== Task brief ==
Find the line that contains "What data populates" in the entries below. Output it and each later line exactly, and nothing else.

(Records excerpted from a collection)
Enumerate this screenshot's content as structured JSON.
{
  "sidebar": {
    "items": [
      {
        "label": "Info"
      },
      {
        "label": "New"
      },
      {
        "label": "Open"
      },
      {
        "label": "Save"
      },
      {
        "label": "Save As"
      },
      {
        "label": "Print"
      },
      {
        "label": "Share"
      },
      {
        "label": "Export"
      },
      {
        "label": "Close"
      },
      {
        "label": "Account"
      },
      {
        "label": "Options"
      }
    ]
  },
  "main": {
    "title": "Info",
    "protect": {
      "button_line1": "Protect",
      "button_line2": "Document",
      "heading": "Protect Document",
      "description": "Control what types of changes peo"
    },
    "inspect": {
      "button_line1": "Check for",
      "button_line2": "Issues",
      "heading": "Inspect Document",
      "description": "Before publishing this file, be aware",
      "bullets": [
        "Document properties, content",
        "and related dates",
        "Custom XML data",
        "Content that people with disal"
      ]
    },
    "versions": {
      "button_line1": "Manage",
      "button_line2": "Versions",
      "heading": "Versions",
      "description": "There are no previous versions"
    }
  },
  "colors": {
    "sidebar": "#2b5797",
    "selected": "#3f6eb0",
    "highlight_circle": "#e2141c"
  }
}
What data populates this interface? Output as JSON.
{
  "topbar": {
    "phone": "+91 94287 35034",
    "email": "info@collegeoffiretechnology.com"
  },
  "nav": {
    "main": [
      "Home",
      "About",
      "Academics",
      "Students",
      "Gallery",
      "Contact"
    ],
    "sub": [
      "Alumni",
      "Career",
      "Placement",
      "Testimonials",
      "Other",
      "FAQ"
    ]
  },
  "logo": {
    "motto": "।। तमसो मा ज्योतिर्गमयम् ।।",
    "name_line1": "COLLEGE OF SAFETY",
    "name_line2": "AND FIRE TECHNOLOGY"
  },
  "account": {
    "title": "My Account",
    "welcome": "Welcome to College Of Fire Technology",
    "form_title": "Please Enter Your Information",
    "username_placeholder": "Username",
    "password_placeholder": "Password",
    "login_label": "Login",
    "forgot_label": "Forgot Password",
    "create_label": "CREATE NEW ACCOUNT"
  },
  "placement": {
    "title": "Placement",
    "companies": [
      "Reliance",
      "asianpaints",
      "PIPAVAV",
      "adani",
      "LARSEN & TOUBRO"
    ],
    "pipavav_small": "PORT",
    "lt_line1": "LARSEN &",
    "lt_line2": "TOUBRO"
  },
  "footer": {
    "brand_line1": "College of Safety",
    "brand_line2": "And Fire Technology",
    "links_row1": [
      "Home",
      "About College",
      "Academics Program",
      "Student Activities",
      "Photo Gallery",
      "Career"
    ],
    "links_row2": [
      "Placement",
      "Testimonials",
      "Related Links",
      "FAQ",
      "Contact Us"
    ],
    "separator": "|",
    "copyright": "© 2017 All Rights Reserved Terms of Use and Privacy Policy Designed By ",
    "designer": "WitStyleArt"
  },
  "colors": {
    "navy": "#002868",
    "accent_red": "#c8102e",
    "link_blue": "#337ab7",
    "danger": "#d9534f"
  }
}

== Problem solution ==
What data populates this interface? Output as JSON.
{
  "topbar": {
    "phone": "+91 94287 35034",
    "email": "info@collegeoffiretechnology.com"
  },
  "nav": {
    "main": [
      "Home",
      "About",
      "Academics",
      "Students",
      "Gallery",
      "Contact"
    ],
    "sub": [
      "Alumni",
      "Career",
      "Placement",
      "Testimonials",
      "Other",
      "FAQ"
    ]
  },
  "logo": {
    "motto": "।। तमसो मा ज्योतिर्गमयम् ।।",
    "name_line1": "COLLEGE OF SAFETY",
    "name_line2": "AND FIRE TECHNOLOGY"
  },
  "account": {
    "title": "My Account",
    "welcome": "Welcome to College Of Fire Technology",
    "form_title": "Please Enter Your Information",
    "username_placeholder": "Username",
    "password_placeholder": "Password",
    "login_label": "Login",
    "forgot_label": "Forgot Password",
    "create_label": "CREATE NEW ACCOUNT"
  },
  "placement": {
    "title": "Placement",
    "companies": [
      "Reliance",
      "asianpaints",
      "PIPAVAV",
      "adani",
      "LARSEN & TOUBRO"
    ],
    "pipavav_small": "PORT",
    "lt_line1": "LARSEN &",
    "lt_line2": "TOUBRO"
  },
  "footer": {
    "brand_line1": "College of Safety",
    "brand_line2": "And Fire Technology",
    "links_row1": [
      "Home",
      "About College",
      "Academics Program",
      "Student Activities",
      "Photo Gallery",
      "Career"
    ],
    "links_row2": [
      "Placement",
      "Testimonials",
      "Related Links",
      "FAQ",
      "Contact Us"
    ],
    "separator": "|",
    "copyright": "© 2017 All Rights Reserved Terms of Use and Privacy Policy Designed By ",
    "designer": "WitStyleArt"
  },
  "colors": {
    "navy": "#002868",
    "accent_red": "#c8102e",
    "link_blue": "#337ab7",
    "danger": "#d9534f"
  }
}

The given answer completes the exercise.